* **Description of the task**
Return every line of the data below that includes the string "проб".

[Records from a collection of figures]
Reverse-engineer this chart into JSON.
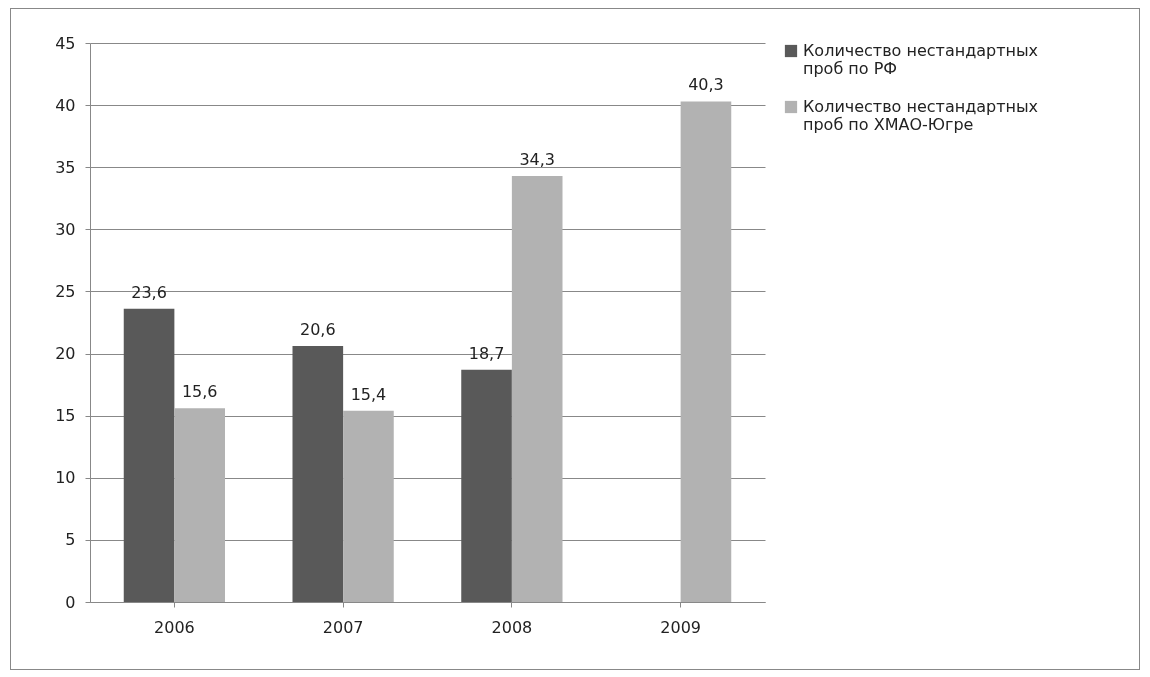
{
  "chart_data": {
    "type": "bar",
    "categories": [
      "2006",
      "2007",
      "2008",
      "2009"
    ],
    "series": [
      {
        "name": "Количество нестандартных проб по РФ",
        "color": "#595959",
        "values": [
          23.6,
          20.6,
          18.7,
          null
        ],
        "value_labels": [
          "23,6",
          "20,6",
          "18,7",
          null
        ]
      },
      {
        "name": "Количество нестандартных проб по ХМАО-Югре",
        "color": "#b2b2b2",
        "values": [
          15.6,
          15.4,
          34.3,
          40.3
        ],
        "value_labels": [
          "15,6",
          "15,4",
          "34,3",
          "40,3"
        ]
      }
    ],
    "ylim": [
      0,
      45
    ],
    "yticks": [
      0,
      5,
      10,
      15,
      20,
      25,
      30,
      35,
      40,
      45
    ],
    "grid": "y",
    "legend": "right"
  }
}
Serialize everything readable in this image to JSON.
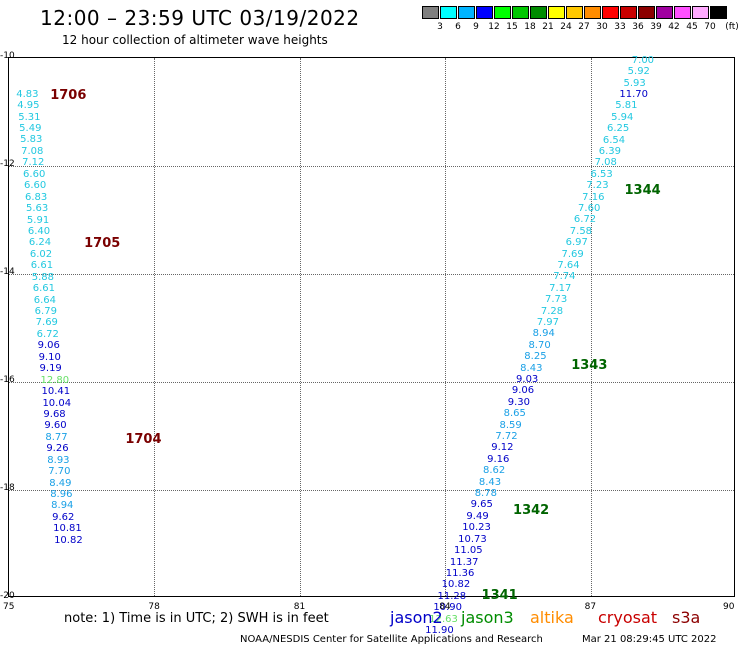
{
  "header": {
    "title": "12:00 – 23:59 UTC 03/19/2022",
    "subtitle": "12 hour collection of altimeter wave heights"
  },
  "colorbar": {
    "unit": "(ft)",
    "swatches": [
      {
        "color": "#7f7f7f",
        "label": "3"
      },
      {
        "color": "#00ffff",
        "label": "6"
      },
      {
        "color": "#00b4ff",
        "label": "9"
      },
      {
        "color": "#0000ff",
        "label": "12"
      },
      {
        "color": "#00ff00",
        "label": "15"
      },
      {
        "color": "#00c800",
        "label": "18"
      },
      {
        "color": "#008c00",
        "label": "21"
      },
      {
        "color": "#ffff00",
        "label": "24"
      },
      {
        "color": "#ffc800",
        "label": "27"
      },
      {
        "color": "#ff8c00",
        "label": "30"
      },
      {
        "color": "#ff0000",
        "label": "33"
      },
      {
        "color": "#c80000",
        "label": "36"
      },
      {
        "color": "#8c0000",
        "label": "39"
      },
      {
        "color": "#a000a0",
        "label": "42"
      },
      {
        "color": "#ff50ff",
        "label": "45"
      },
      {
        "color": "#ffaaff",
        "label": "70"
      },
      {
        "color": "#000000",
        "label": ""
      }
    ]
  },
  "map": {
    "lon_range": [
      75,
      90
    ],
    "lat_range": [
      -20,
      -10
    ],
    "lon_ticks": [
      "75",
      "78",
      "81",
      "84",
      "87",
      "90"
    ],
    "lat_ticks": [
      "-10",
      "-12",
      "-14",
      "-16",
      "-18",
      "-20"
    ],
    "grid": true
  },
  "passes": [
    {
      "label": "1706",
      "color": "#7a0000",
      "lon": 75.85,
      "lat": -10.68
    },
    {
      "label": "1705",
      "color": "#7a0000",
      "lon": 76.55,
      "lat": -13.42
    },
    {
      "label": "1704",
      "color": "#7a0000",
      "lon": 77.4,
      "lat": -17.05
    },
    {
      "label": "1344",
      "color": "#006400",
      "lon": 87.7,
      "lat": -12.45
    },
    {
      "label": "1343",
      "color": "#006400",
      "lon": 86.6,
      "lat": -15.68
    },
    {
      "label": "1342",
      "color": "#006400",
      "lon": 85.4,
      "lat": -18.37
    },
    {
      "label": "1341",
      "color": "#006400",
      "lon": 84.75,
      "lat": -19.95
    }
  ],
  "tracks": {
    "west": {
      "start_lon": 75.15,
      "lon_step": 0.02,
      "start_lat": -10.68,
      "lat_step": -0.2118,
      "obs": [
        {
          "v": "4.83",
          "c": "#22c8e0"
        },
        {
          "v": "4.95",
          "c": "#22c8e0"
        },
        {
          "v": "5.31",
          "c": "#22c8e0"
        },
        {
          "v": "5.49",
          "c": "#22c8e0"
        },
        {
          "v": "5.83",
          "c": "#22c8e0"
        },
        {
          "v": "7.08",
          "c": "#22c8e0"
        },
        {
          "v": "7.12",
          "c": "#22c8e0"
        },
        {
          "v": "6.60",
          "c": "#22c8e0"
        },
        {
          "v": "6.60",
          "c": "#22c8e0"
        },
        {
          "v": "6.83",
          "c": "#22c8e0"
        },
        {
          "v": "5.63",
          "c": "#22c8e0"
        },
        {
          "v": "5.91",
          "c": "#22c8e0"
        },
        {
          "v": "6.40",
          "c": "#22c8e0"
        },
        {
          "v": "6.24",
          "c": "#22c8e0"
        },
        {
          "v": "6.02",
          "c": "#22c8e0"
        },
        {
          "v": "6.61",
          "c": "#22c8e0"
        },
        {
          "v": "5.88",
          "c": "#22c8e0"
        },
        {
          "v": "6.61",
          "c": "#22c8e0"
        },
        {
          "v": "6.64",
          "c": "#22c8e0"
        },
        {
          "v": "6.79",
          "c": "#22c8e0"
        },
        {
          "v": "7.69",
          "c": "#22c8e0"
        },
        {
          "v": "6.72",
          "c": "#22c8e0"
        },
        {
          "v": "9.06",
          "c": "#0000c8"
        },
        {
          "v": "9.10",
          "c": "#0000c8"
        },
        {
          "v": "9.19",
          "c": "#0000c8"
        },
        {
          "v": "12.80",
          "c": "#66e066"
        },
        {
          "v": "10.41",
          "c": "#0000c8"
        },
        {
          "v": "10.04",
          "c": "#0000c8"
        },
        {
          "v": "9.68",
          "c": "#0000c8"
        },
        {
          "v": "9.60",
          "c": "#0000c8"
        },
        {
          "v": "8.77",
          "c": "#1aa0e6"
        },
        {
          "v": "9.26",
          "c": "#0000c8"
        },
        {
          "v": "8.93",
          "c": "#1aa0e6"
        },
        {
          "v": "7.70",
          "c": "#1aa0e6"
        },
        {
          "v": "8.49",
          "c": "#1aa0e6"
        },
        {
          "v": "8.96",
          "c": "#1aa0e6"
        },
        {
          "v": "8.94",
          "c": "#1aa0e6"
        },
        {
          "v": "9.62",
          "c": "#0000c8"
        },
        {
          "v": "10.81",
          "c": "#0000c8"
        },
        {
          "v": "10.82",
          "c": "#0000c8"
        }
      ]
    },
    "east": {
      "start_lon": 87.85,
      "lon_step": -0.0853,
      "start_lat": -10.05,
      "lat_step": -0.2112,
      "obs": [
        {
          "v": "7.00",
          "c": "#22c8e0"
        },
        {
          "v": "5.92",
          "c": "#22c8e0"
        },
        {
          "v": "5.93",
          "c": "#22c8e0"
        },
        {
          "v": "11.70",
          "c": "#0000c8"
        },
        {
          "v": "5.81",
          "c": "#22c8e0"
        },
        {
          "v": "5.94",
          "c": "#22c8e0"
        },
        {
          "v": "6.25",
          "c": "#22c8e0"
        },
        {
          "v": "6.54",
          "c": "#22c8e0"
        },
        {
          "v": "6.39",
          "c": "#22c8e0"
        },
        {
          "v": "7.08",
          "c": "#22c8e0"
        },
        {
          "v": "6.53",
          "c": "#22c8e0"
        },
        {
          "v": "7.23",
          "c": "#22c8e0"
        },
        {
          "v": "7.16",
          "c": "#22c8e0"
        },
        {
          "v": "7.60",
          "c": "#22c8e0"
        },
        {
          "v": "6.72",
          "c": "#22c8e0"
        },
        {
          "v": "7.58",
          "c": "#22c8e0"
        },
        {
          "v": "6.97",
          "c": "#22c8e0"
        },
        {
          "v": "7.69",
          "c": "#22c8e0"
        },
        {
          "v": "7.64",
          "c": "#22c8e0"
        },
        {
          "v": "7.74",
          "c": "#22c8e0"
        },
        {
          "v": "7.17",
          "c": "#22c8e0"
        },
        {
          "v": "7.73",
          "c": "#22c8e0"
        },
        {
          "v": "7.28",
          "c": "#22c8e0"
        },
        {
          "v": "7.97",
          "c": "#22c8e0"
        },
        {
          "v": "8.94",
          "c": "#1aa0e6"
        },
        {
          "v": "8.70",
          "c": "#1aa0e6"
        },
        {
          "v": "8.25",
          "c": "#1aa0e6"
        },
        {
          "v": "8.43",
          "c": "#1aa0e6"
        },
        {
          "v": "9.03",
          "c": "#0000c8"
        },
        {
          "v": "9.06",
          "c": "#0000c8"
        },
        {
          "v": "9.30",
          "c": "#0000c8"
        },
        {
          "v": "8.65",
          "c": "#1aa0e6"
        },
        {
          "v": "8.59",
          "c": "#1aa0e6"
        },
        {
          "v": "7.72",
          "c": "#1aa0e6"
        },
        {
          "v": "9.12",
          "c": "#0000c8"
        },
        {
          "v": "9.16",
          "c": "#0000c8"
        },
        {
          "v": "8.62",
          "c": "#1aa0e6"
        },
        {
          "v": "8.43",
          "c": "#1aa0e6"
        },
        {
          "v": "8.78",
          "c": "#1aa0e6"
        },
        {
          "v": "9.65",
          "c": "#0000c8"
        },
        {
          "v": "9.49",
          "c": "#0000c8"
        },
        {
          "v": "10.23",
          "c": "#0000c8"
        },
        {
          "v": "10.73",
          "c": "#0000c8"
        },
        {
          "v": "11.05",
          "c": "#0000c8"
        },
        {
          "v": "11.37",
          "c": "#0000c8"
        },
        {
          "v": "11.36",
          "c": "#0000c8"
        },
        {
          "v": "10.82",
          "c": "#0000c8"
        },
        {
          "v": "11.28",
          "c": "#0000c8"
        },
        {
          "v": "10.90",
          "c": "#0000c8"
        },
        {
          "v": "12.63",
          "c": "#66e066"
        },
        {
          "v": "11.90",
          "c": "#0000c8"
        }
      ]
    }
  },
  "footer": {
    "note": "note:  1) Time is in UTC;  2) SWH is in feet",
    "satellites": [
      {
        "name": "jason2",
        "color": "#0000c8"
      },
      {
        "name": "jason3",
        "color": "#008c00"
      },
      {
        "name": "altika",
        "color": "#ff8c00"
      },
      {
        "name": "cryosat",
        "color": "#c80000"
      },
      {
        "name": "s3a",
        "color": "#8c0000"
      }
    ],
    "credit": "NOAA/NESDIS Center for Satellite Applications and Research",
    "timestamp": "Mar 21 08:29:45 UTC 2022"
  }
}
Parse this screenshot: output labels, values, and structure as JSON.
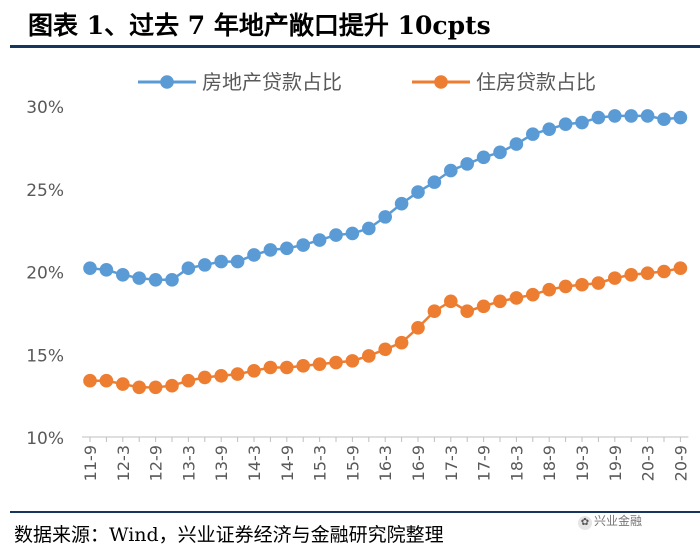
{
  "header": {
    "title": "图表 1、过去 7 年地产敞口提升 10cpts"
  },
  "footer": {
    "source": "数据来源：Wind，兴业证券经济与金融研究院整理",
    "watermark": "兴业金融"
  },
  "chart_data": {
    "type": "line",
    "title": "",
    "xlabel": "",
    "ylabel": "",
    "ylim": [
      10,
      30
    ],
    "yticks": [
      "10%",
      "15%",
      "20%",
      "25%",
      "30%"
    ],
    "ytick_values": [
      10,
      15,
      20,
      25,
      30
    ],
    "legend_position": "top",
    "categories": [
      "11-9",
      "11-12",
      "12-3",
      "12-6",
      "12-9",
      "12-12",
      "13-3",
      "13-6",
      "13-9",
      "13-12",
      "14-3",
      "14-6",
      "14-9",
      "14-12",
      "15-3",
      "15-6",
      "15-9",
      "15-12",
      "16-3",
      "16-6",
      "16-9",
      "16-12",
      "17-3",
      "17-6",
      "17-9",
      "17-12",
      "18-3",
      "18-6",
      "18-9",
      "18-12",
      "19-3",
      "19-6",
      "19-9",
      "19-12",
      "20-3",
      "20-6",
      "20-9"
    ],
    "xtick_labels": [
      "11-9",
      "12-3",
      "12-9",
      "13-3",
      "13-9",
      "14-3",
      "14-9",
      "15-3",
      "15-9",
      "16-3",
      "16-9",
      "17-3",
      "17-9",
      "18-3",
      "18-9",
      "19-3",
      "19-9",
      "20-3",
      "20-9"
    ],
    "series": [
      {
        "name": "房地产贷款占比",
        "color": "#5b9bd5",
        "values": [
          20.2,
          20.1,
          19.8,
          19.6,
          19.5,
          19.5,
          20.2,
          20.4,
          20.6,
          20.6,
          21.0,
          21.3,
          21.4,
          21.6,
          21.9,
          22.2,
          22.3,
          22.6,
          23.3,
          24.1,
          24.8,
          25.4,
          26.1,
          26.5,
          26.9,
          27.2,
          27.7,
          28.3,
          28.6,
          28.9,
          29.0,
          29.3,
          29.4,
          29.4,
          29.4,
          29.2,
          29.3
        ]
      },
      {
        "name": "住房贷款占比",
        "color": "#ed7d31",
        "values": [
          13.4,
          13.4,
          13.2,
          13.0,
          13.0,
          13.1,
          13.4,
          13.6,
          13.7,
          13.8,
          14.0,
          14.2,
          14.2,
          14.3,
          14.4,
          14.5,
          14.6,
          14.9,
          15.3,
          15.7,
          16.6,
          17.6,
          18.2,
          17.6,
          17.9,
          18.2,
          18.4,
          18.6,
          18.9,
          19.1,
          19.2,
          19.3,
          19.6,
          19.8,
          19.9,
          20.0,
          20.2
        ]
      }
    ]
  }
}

* **Written answer**
        "name": "Количество нестандартных проб по РФ",
        "name": "Количество нестандартных проб по ХМАО-Югре",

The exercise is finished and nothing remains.